● **REQUIRED TASK**
Filter the entries below, keeping every line that has the word "Exchange".

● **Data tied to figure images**
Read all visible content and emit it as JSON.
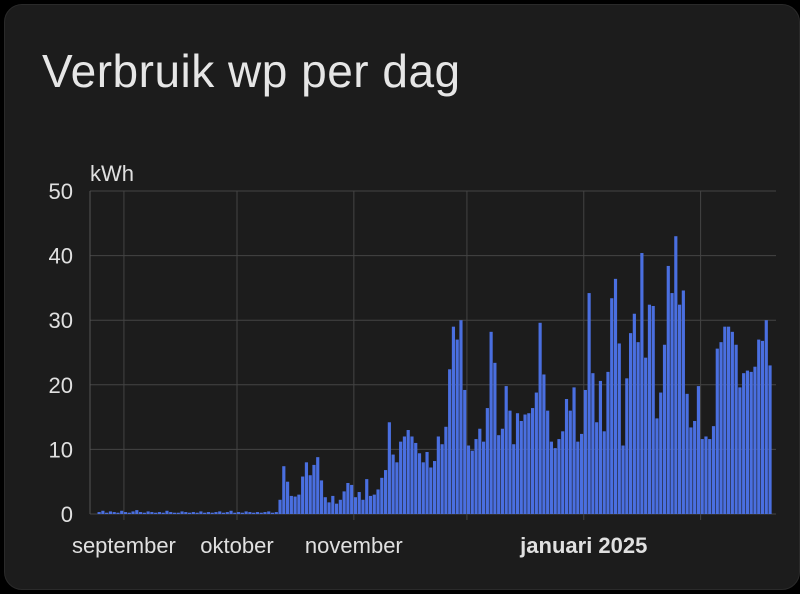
{
  "card": {
    "title": "Verbruik wp per dag"
  },
  "chart_data": {
    "type": "bar",
    "title": "Verbruik wp per dag",
    "ylabel": "kWh",
    "xlabel": "",
    "ylim": [
      0,
      50
    ],
    "yticks": [
      0,
      10,
      20,
      30,
      40,
      50
    ],
    "grid": true,
    "bar_color": "#4a6fe0",
    "x_range": [
      "2024-08-23",
      "2025-02-21"
    ],
    "xticks": [
      {
        "date": "2024-09-01",
        "label": "september",
        "bold": false
      },
      {
        "date": "2024-10-01",
        "label": "oktober",
        "bold": false
      },
      {
        "date": "2024-11-01",
        "label": "november",
        "bold": false
      },
      {
        "date": "2024-12-01",
        "label": "",
        "bold": false
      },
      {
        "date": "2025-01-01",
        "label": "januari 2025",
        "bold": true
      },
      {
        "date": "2025-02-01",
        "label": "",
        "bold": false
      }
    ],
    "start_date": "2024-08-25",
    "values": [
      0.3,
      0.5,
      0.2,
      0.4,
      0.3,
      0.2,
      0.5,
      0.3,
      0.2,
      0.4,
      0.6,
      0.3,
      0.2,
      0.4,
      0.3,
      0.2,
      0.3,
      0.2,
      0.5,
      0.3,
      0.2,
      0.2,
      0.4,
      0.3,
      0.2,
      0.3,
      0.2,
      0.4,
      0.2,
      0.3,
      0.2,
      0.3,
      0.4,
      0.2,
      0.3,
      0.5,
      0.2,
      0.3,
      0.2,
      0.4,
      0.3,
      0.2,
      0.3,
      0.2,
      0.3,
      0.4,
      0.2,
      0.3,
      2.2,
      7.4,
      5.0,
      2.8,
      2.7,
      3.0,
      5.8,
      8.0,
      6.0,
      7.6,
      8.8,
      5.2,
      2.6,
      1.8,
      2.8,
      1.6,
      2.2,
      3.5,
      4.8,
      4.5,
      2.6,
      3.4,
      2.2,
      5.4,
      2.8,
      3.0,
      3.8,
      5.6,
      6.8,
      14.2,
      9.2,
      8.0,
      11.2,
      12.0,
      13.0,
      12.0,
      11.0,
      9.4,
      8.0,
      9.6,
      7.2,
      8.2,
      12.0,
      10.8,
      13.5,
      22.4,
      29.0,
      27.0,
      30.0,
      19.2,
      10.6,
      9.8,
      11.6,
      13.2,
      11.2,
      16.4,
      28.2,
      23.4,
      12.2,
      13.2,
      19.8,
      16.0,
      10.8,
      15.6,
      14.4,
      15.4,
      15.6,
      16.4,
      18.8,
      29.6,
      21.6,
      16.0,
      11.2,
      10.2,
      11.6,
      12.8,
      17.8,
      16.0,
      19.6,
      11.2,
      12.4,
      19.2,
      34.2,
      21.8,
      14.2,
      20.6,
      12.8,
      22.0,
      33.4,
      36.4,
      26.4,
      10.6,
      21.0,
      28.0,
      31.0,
      26.6,
      40.4,
      24.2,
      32.4,
      32.2,
      14.8,
      18.8,
      26.2,
      38.4,
      34.2,
      43.0,
      32.4,
      34.6,
      18.6,
      13.4,
      14.4,
      19.8,
      11.6,
      12.0,
      11.6,
      13.6,
      25.6,
      26.6,
      29.0,
      29.0,
      28.2,
      26.2,
      19.6,
      21.8,
      22.2,
      22.0,
      22.8,
      27.0,
      26.8,
      30.0,
      23.0
    ]
  }
}
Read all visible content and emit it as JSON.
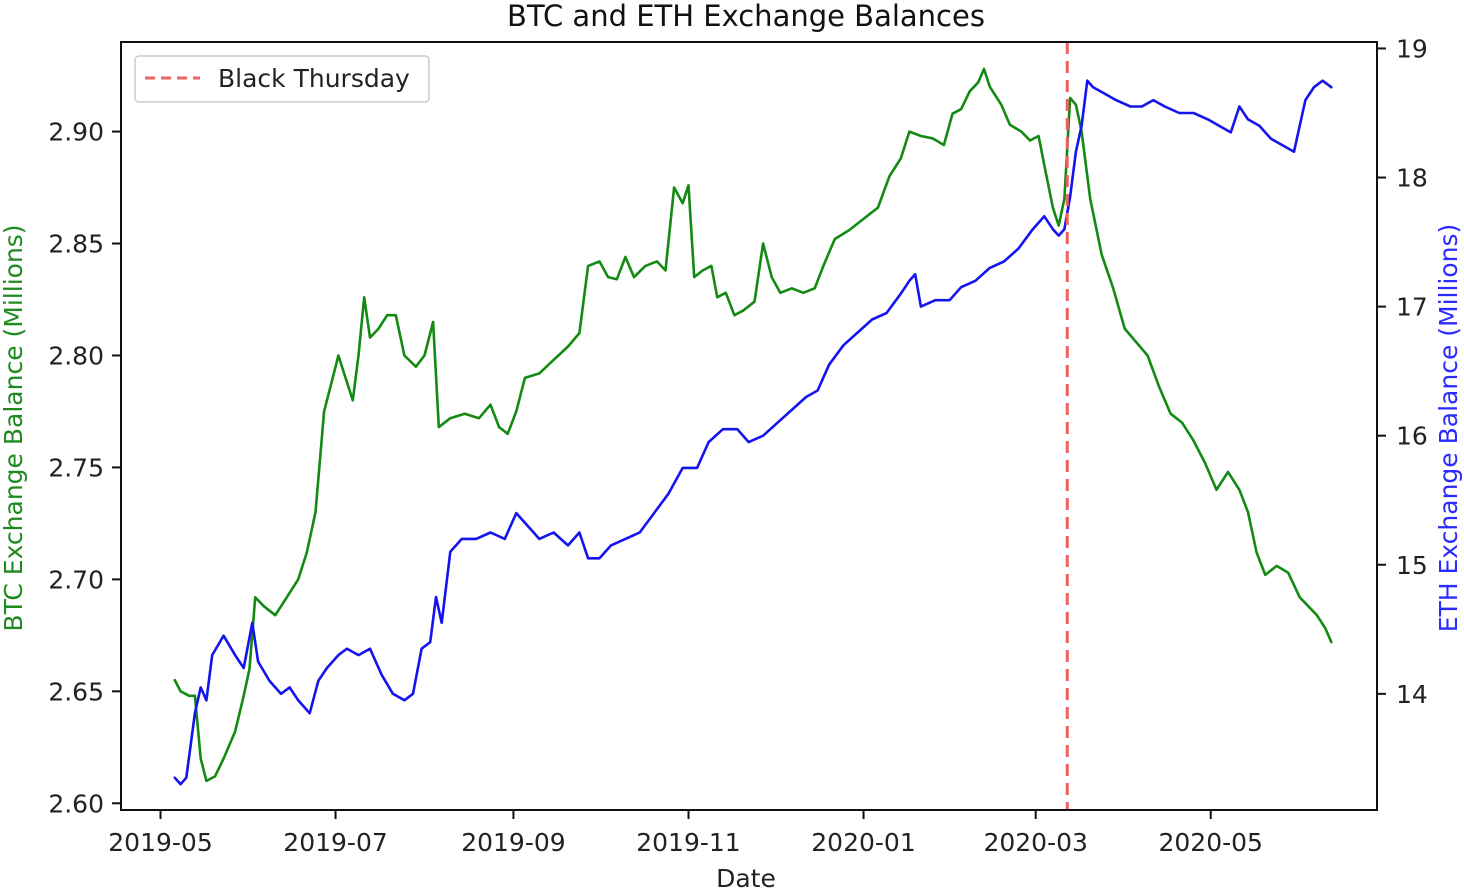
{
  "chart_data": {
    "type": "line",
    "title": "BTC and ETH Exchange Balances",
    "xlabel": "Date",
    "x_ticks": [
      "2019-05",
      "2019-07",
      "2019-09",
      "2019-11",
      "2020-01",
      "2020-03",
      "2020-05"
    ],
    "y_left": {
      "label": "BTC Exchange Balance (Millions)",
      "color": "#1f8a1f",
      "ylim": [
        2.597,
        2.94
      ],
      "ticks": [
        "2.60",
        "2.65",
        "2.70",
        "2.75",
        "2.80",
        "2.85",
        "2.90"
      ]
    },
    "y_right": {
      "label": "ETH Exchange Balance (Millions)",
      "color": "#2b2bff",
      "ylim": [
        13.1,
        19.05
      ],
      "ticks": [
        "14",
        "15",
        "16",
        "17",
        "18",
        "19"
      ]
    },
    "legend": {
      "placement": "top-left",
      "entries": [
        "Black Thursday"
      ]
    },
    "event": {
      "name": "Black Thursday",
      "date": "2020-03-12",
      "color": "#f06060",
      "style": "dashed"
    },
    "series": [
      {
        "axis": "left",
        "color": "#138a13",
        "points": [
          [
            "2019-05-06",
            2.655
          ],
          [
            "2019-05-08",
            2.65
          ],
          [
            "2019-05-11",
            2.648
          ],
          [
            "2019-05-13",
            2.648
          ],
          [
            "2019-05-15",
            2.62
          ],
          [
            "2019-05-17",
            2.61
          ],
          [
            "2019-05-20",
            2.612
          ],
          [
            "2019-05-23",
            2.62
          ],
          [
            "2019-05-27",
            2.632
          ],
          [
            "2019-05-30",
            2.648
          ],
          [
            "2019-06-01",
            2.66
          ],
          [
            "2019-06-03",
            2.692
          ],
          [
            "2019-06-06",
            2.688
          ],
          [
            "2019-06-10",
            2.684
          ],
          [
            "2019-06-14",
            2.692
          ],
          [
            "2019-06-18",
            2.7
          ],
          [
            "2019-06-21",
            2.712
          ],
          [
            "2019-06-24",
            2.73
          ],
          [
            "2019-06-27",
            2.775
          ],
          [
            "2019-06-30",
            2.79
          ],
          [
            "2019-07-02",
            2.8
          ],
          [
            "2019-07-04",
            2.792
          ],
          [
            "2019-07-07",
            2.78
          ],
          [
            "2019-07-09",
            2.8
          ],
          [
            "2019-07-11",
            2.826
          ],
          [
            "2019-07-13",
            2.808
          ],
          [
            "2019-07-16",
            2.812
          ],
          [
            "2019-07-19",
            2.818
          ],
          [
            "2019-07-22",
            2.818
          ],
          [
            "2019-07-25",
            2.8
          ],
          [
            "2019-07-29",
            2.795
          ],
          [
            "2019-08-01",
            2.8
          ],
          [
            "2019-08-04",
            2.815
          ],
          [
            "2019-08-06",
            2.768
          ],
          [
            "2019-08-10",
            2.772
          ],
          [
            "2019-08-15",
            2.774
          ],
          [
            "2019-08-20",
            2.772
          ],
          [
            "2019-08-24",
            2.778
          ],
          [
            "2019-08-27",
            2.768
          ],
          [
            "2019-08-30",
            2.765
          ],
          [
            "2019-09-02",
            2.775
          ],
          [
            "2019-09-05",
            2.79
          ],
          [
            "2019-09-10",
            2.792
          ],
          [
            "2019-09-15",
            2.798
          ],
          [
            "2019-09-20",
            2.804
          ],
          [
            "2019-09-24",
            2.81
          ],
          [
            "2019-09-27",
            2.84
          ],
          [
            "2019-10-01",
            2.842
          ],
          [
            "2019-10-04",
            2.835
          ],
          [
            "2019-10-07",
            2.834
          ],
          [
            "2019-10-10",
            2.844
          ],
          [
            "2019-10-13",
            2.835
          ],
          [
            "2019-10-17",
            2.84
          ],
          [
            "2019-10-21",
            2.842
          ],
          [
            "2019-10-24",
            2.838
          ],
          [
            "2019-10-27",
            2.875
          ],
          [
            "2019-10-30",
            2.868
          ],
          [
            "2019-11-01",
            2.876
          ],
          [
            "2019-11-03",
            2.835
          ],
          [
            "2019-11-06",
            2.838
          ],
          [
            "2019-11-09",
            2.84
          ],
          [
            "2019-11-11",
            2.826
          ],
          [
            "2019-11-14",
            2.828
          ],
          [
            "2019-11-17",
            2.818
          ],
          [
            "2019-11-20",
            2.82
          ],
          [
            "2019-11-24",
            2.824
          ],
          [
            "2019-11-27",
            2.85
          ],
          [
            "2019-11-30",
            2.835
          ],
          [
            "2019-12-03",
            2.828
          ],
          [
            "2019-12-07",
            2.83
          ],
          [
            "2019-12-11",
            2.828
          ],
          [
            "2019-12-15",
            2.83
          ],
          [
            "2019-12-18",
            2.84
          ],
          [
            "2019-12-22",
            2.852
          ],
          [
            "2019-12-27",
            2.856
          ],
          [
            "2020-01-02",
            2.862
          ],
          [
            "2020-01-06",
            2.866
          ],
          [
            "2020-01-10",
            2.88
          ],
          [
            "2020-01-14",
            2.888
          ],
          [
            "2020-01-17",
            2.9
          ],
          [
            "2020-01-21",
            2.898
          ],
          [
            "2020-01-25",
            2.897
          ],
          [
            "2020-01-29",
            2.894
          ],
          [
            "2020-02-01",
            2.908
          ],
          [
            "2020-02-04",
            2.91
          ],
          [
            "2020-02-07",
            2.918
          ],
          [
            "2020-02-10",
            2.922
          ],
          [
            "2020-02-12",
            2.928
          ],
          [
            "2020-02-14",
            2.92
          ],
          [
            "2020-02-18",
            2.912
          ],
          [
            "2020-02-21",
            2.903
          ],
          [
            "2020-02-25",
            2.9
          ],
          [
            "2020-02-28",
            2.896
          ],
          [
            "2020-03-02",
            2.898
          ],
          [
            "2020-03-04",
            2.885
          ],
          [
            "2020-03-07",
            2.866
          ],
          [
            "2020-03-09",
            2.858
          ],
          [
            "2020-03-11",
            2.87
          ],
          [
            "2020-03-13",
            2.915
          ],
          [
            "2020-03-15",
            2.912
          ],
          [
            "2020-03-17",
            2.9
          ],
          [
            "2020-03-20",
            2.87
          ],
          [
            "2020-03-24",
            2.845
          ],
          [
            "2020-03-28",
            2.83
          ],
          [
            "2020-04-01",
            2.812
          ],
          [
            "2020-04-05",
            2.806
          ],
          [
            "2020-04-09",
            2.8
          ],
          [
            "2020-04-13",
            2.786
          ],
          [
            "2020-04-17",
            2.774
          ],
          [
            "2020-04-21",
            2.77
          ],
          [
            "2020-04-25",
            2.762
          ],
          [
            "2020-04-29",
            2.752
          ],
          [
            "2020-05-03",
            2.74
          ],
          [
            "2020-05-07",
            2.748
          ],
          [
            "2020-05-11",
            2.74
          ],
          [
            "2020-05-14",
            2.73
          ],
          [
            "2020-05-17",
            2.712
          ],
          [
            "2020-05-20",
            2.702
          ],
          [
            "2020-05-24",
            2.706
          ],
          [
            "2020-05-28",
            2.703
          ],
          [
            "2020-06-01",
            2.692
          ],
          [
            "2020-06-04",
            2.688
          ],
          [
            "2020-06-07",
            2.684
          ],
          [
            "2020-06-10",
            2.678
          ],
          [
            "2020-06-12",
            2.672
          ]
        ]
      },
      {
        "axis": "right",
        "color": "#1414ee",
        "points": [
          [
            "2019-05-06",
            13.35
          ],
          [
            "2019-05-08",
            13.3
          ],
          [
            "2019-05-10",
            13.35
          ],
          [
            "2019-05-13",
            13.85
          ],
          [
            "2019-05-15",
            14.05
          ],
          [
            "2019-05-17",
            13.95
          ],
          [
            "2019-05-19",
            14.3
          ],
          [
            "2019-05-23",
            14.45
          ],
          [
            "2019-05-27",
            14.3
          ],
          [
            "2019-05-30",
            14.2
          ],
          [
            "2019-06-02",
            14.55
          ],
          [
            "2019-06-04",
            14.25
          ],
          [
            "2019-06-08",
            14.1
          ],
          [
            "2019-06-12",
            14.0
          ],
          [
            "2019-06-15",
            14.05
          ],
          [
            "2019-06-18",
            13.95
          ],
          [
            "2019-06-22",
            13.85
          ],
          [
            "2019-06-25",
            14.1
          ],
          [
            "2019-06-28",
            14.2
          ],
          [
            "2019-07-02",
            14.3
          ],
          [
            "2019-07-05",
            14.35
          ],
          [
            "2019-07-09",
            14.3
          ],
          [
            "2019-07-13",
            14.35
          ],
          [
            "2019-07-17",
            14.15
          ],
          [
            "2019-07-21",
            14.0
          ],
          [
            "2019-07-25",
            13.95
          ],
          [
            "2019-07-28",
            14.0
          ],
          [
            "2019-07-31",
            14.35
          ],
          [
            "2019-08-03",
            14.4
          ],
          [
            "2019-08-05",
            14.75
          ],
          [
            "2019-08-07",
            14.55
          ],
          [
            "2019-08-10",
            15.1
          ],
          [
            "2019-08-14",
            15.2
          ],
          [
            "2019-08-19",
            15.2
          ],
          [
            "2019-08-24",
            15.25
          ],
          [
            "2019-08-29",
            15.2
          ],
          [
            "2019-09-02",
            15.4
          ],
          [
            "2019-09-06",
            15.3
          ],
          [
            "2019-09-10",
            15.2
          ],
          [
            "2019-09-15",
            15.25
          ],
          [
            "2019-09-20",
            15.15
          ],
          [
            "2019-09-24",
            15.25
          ],
          [
            "2019-09-27",
            15.05
          ],
          [
            "2019-10-01",
            15.05
          ],
          [
            "2019-10-05",
            15.15
          ],
          [
            "2019-10-10",
            15.2
          ],
          [
            "2019-10-15",
            15.25
          ],
          [
            "2019-10-20",
            15.4
          ],
          [
            "2019-10-25",
            15.55
          ],
          [
            "2019-10-30",
            15.75
          ],
          [
            "2019-11-04",
            15.75
          ],
          [
            "2019-11-08",
            15.95
          ],
          [
            "2019-11-13",
            16.05
          ],
          [
            "2019-11-18",
            16.05
          ],
          [
            "2019-11-22",
            15.95
          ],
          [
            "2019-11-27",
            16.0
          ],
          [
            "2019-12-02",
            16.1
          ],
          [
            "2019-12-07",
            16.2
          ],
          [
            "2019-12-12",
            16.3
          ],
          [
            "2019-12-16",
            16.35
          ],
          [
            "2019-12-20",
            16.55
          ],
          [
            "2019-12-25",
            16.7
          ],
          [
            "2019-12-30",
            16.8
          ],
          [
            "2020-01-04",
            16.9
          ],
          [
            "2020-01-09",
            16.95
          ],
          [
            "2020-01-14",
            17.1
          ],
          [
            "2020-01-17",
            17.2
          ],
          [
            "2020-01-19",
            17.25
          ],
          [
            "2020-01-21",
            17.0
          ],
          [
            "2020-01-26",
            17.05
          ],
          [
            "2020-01-31",
            17.05
          ],
          [
            "2020-02-04",
            17.15
          ],
          [
            "2020-02-09",
            17.2
          ],
          [
            "2020-02-14",
            17.3
          ],
          [
            "2020-02-19",
            17.35
          ],
          [
            "2020-02-24",
            17.45
          ],
          [
            "2020-02-29",
            17.6
          ],
          [
            "2020-03-04",
            17.7
          ],
          [
            "2020-03-07",
            17.6
          ],
          [
            "2020-03-09",
            17.55
          ],
          [
            "2020-03-11",
            17.6
          ],
          [
            "2020-03-13",
            17.85
          ],
          [
            "2020-03-15",
            18.2
          ],
          [
            "2020-03-17",
            18.4
          ],
          [
            "2020-03-19",
            18.75
          ],
          [
            "2020-03-21",
            18.7
          ],
          [
            "2020-03-25",
            18.65
          ],
          [
            "2020-03-29",
            18.6
          ],
          [
            "2020-04-03",
            18.55
          ],
          [
            "2020-04-07",
            18.55
          ],
          [
            "2020-04-11",
            18.6
          ],
          [
            "2020-04-15",
            18.55
          ],
          [
            "2020-04-20",
            18.5
          ],
          [
            "2020-04-25",
            18.5
          ],
          [
            "2020-04-30",
            18.45
          ],
          [
            "2020-05-04",
            18.4
          ],
          [
            "2020-05-08",
            18.35
          ],
          [
            "2020-05-11",
            18.55
          ],
          [
            "2020-05-14",
            18.45
          ],
          [
            "2020-05-18",
            18.4
          ],
          [
            "2020-05-22",
            18.3
          ],
          [
            "2020-05-26",
            18.25
          ],
          [
            "2020-05-30",
            18.2
          ],
          [
            "2020-06-01",
            18.4
          ],
          [
            "2020-06-03",
            18.6
          ],
          [
            "2020-06-06",
            18.7
          ],
          [
            "2020-06-09",
            18.75
          ],
          [
            "2020-06-12",
            18.7
          ]
        ]
      }
    ]
  }
}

● **SOLVED EXERCISE**
    "title": "BTC and ETH Exchange Balances",
      "label": "BTC Exchange Balance (Millions)",
      "label": "ETH Exchange Balance (Millions)",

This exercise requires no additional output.